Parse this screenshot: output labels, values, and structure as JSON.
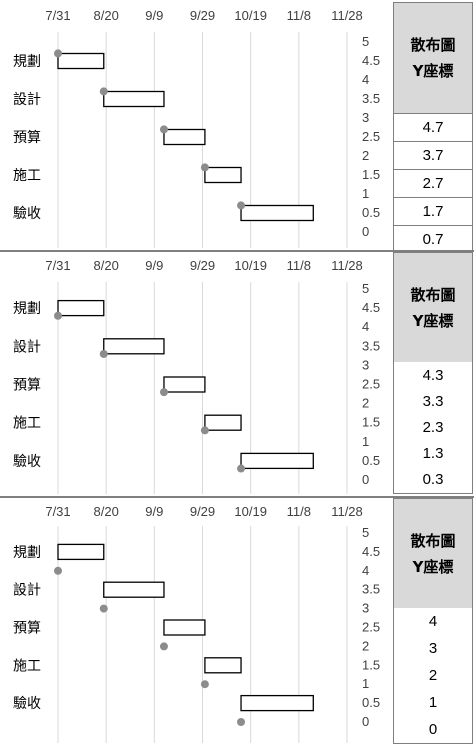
{
  "chart_data": [
    {
      "type": "scatter-gantt",
      "header": [
        "散布圖",
        "Y座標"
      ],
      "x_ticks": [
        "7/31",
        "8/20",
        "9/9",
        "9/29",
        "10/19",
        "11/8",
        "11/28"
      ],
      "y_ticks": [
        "5",
        "4.5",
        "4",
        "3.5",
        "3",
        "2.5",
        "2",
        "1.5",
        "1",
        "0.5",
        "0"
      ],
      "ylim": [
        0,
        5
      ],
      "grid": "vertical",
      "tasks": [
        {
          "label": "規劃",
          "start": "7/31",
          "end": "8/19"
        },
        {
          "label": "設計",
          "start": "8/19",
          "end": "9/13"
        },
        {
          "label": "預算",
          "start": "9/13",
          "end": "9/30"
        },
        {
          "label": "施工",
          "start": "9/30",
          "end": "10/15"
        },
        {
          "label": "驗收",
          "start": "10/15",
          "end": "11/14"
        }
      ],
      "scatter_y": [
        "4.7",
        "3.7",
        "2.7",
        "1.7",
        "0.7"
      ],
      "marker_color": "#8c8c8c"
    },
    {
      "type": "scatter-gantt",
      "header": [
        "散布圖",
        "Y座標"
      ],
      "x_ticks": [
        "7/31",
        "8/20",
        "9/9",
        "9/29",
        "10/19",
        "11/8",
        "11/28"
      ],
      "y_ticks": [
        "5",
        "4.5",
        "4",
        "3.5",
        "3",
        "2.5",
        "2",
        "1.5",
        "1",
        "0.5",
        "0"
      ],
      "ylim": [
        0,
        5
      ],
      "grid": "vertical",
      "tasks": [
        {
          "label": "規劃",
          "start": "7/31",
          "end": "8/19"
        },
        {
          "label": "設計",
          "start": "8/19",
          "end": "9/13"
        },
        {
          "label": "預算",
          "start": "9/13",
          "end": "9/30"
        },
        {
          "label": "施工",
          "start": "9/30",
          "end": "10/15"
        },
        {
          "label": "驗收",
          "start": "10/15",
          "end": "11/14"
        }
      ],
      "scatter_y": [
        "4.3",
        "3.3",
        "2.3",
        "1.3",
        "0.3"
      ],
      "marker_color": "#8c8c8c"
    },
    {
      "type": "scatter-gantt",
      "header": [
        "散布圖",
        "Y座標"
      ],
      "x_ticks": [
        "7/31",
        "8/20",
        "9/9",
        "9/29",
        "10/19",
        "11/8",
        "11/28"
      ],
      "y_ticks": [
        "5",
        "4.5",
        "4",
        "3.5",
        "3",
        "2.5",
        "2",
        "1.5",
        "1",
        "0.5",
        "0"
      ],
      "ylim": [
        0,
        5
      ],
      "grid": "vertical",
      "tasks": [
        {
          "label": "規劃",
          "start": "7/31",
          "end": "8/19"
        },
        {
          "label": "設計",
          "start": "8/19",
          "end": "9/13"
        },
        {
          "label": "預算",
          "start": "9/13",
          "end": "9/30"
        },
        {
          "label": "施工",
          "start": "9/30",
          "end": "10/15"
        },
        {
          "label": "驗收",
          "start": "10/15",
          "end": "11/14"
        }
      ],
      "scatter_y": [
        "4",
        "3",
        "2",
        "1",
        "0"
      ],
      "marker_color": "#8c8c8c"
    }
  ]
}
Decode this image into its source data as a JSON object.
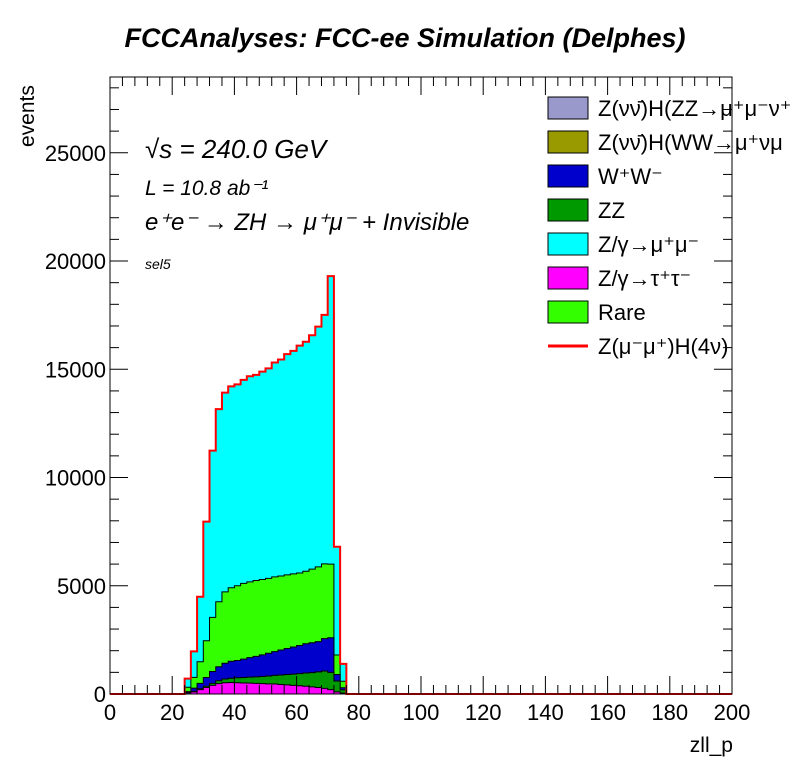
{
  "chart_data": {
    "type": "area",
    "title": "FCCAnalyses: FCC-ee Simulation (Delphes)",
    "xlabel": "zll_p",
    "ylabel": "events",
    "xlim": [
      0,
      200
    ],
    "ylim": [
      0,
      28500
    ],
    "x_ticks": [
      "0",
      "20",
      "40",
      "60",
      "80",
      "100",
      "120",
      "140",
      "160",
      "180",
      "200"
    ],
    "y_ticks": [
      "0",
      "5000",
      "10000",
      "15000",
      "20000",
      "25000"
    ],
    "annotations": {
      "energy": "√s = 240.0 GeV",
      "lumi": "L = 10.8 ab⁻¹",
      "process": "e⁺e⁻ → ZH → μ⁺μ⁻ + Invisible",
      "selection": "sel5"
    },
    "legend_position": "top-right",
    "x": [
      22,
      24,
      26,
      28,
      30,
      32,
      34,
      36,
      38,
      40,
      42,
      44,
      46,
      48,
      50,
      52,
      54,
      56,
      58,
      60,
      62,
      64,
      66,
      68,
      70,
      72,
      74,
      76
    ],
    "series": [
      {
        "name": "Z/γ→τ⁺τ⁻",
        "color": "#ff00ff",
        "values": [
          0,
          50,
          100,
          200,
          300,
          400,
          480,
          520,
          530,
          520,
          510,
          500,
          490,
          480,
          470,
          460,
          440,
          420,
          400,
          380,
          360,
          330,
          300,
          260,
          200,
          100,
          40,
          0
        ]
      },
      {
        "name": "ZZ",
        "color": "#009900",
        "values": [
          0,
          10,
          20,
          40,
          60,
          90,
          130,
          170,
          200,
          230,
          250,
          280,
          300,
          330,
          360,
          400,
          440,
          480,
          520,
          560,
          610,
          660,
          720,
          800,
          800,
          500,
          150,
          0
        ]
      },
      {
        "name": "W⁺W⁻",
        "color": "#0000cc",
        "values": [
          0,
          50,
          150,
          250,
          400,
          550,
          650,
          730,
          780,
          800,
          850,
          900,
          950,
          1000,
          1050,
          1100,
          1150,
          1200,
          1250,
          1300,
          1350,
          1380,
          1400,
          1500,
          1600,
          300,
          100,
          0
        ]
      },
      {
        "name": "Rare",
        "color": "#33ff00",
        "values": [
          0,
          200,
          500,
          1000,
          1700,
          2500,
          3000,
          3300,
          3400,
          3450,
          3500,
          3500,
          3500,
          3480,
          3460,
          3450,
          3420,
          3400,
          3380,
          3350,
          3350,
          3400,
          3450,
          3450,
          3400,
          900,
          300,
          0
        ]
      },
      {
        "name": "Z/γ→μ⁺μ⁻",
        "color": "#00ffff",
        "values": [
          0,
          400,
          1200,
          3000,
          5500,
          7700,
          8900,
          9200,
          9300,
          9300,
          9400,
          9500,
          9500,
          9600,
          9700,
          9900,
          10000,
          10200,
          10300,
          10500,
          10600,
          10800,
          11100,
          11500,
          13300,
          5000,
          800,
          0
        ]
      },
      {
        "name": "Z(νν̄)H(ZZ→μ⁺μ⁻ν⁺ν⁻)",
        "color": "#9999cc",
        "values": [
          0,
          0,
          0,
          0,
          0,
          0,
          0,
          0,
          0,
          0,
          0,
          0,
          0,
          0,
          0,
          0,
          0,
          0,
          0,
          0,
          0,
          0,
          0,
          0,
          0,
          0,
          0,
          0
        ]
      },
      {
        "name": "Z(νν̄)H(WW→μ⁺νμ⁻ν)",
        "color": "#999900",
        "values": [
          0,
          0,
          0,
          0,
          0,
          0,
          0,
          0,
          0,
          0,
          0,
          0,
          0,
          0,
          0,
          0,
          0,
          0,
          0,
          0,
          0,
          0,
          0,
          0,
          0,
          0,
          0,
          0
        ]
      }
    ],
    "signal": {
      "name": "Z(μ⁻μ⁺)H(4ν)",
      "color": "#ff0000"
    },
    "legend": [
      {
        "label": "Z(νν̄)H(ZZ→μ⁺μ⁻ν⁺",
        "color": "#9999cc",
        "kind": "box"
      },
      {
        "label": "Z(νν̄)H(WW→μ⁺νμ",
        "color": "#999900",
        "kind": "box"
      },
      {
        "label": "W⁺W⁻",
        "color": "#0000cc",
        "kind": "box"
      },
      {
        "label": "ZZ",
        "color": "#009900",
        "kind": "box"
      },
      {
        "label": "Z/γ→μ⁺μ⁻",
        "color": "#00ffff",
        "kind": "box"
      },
      {
        "label": "Z/γ→τ⁺τ⁻",
        "color": "#ff00ff",
        "kind": "box"
      },
      {
        "label": "Rare",
        "color": "#33ff00",
        "kind": "box"
      },
      {
        "label": "Z(μ⁻μ⁺)H(4ν)",
        "color": "#ff0000",
        "kind": "line"
      }
    ]
  }
}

▶ **What to produce**
Report how many lines of the listing above include the word "JSON". Say nothing but the number.

▶ **Exercise result**
2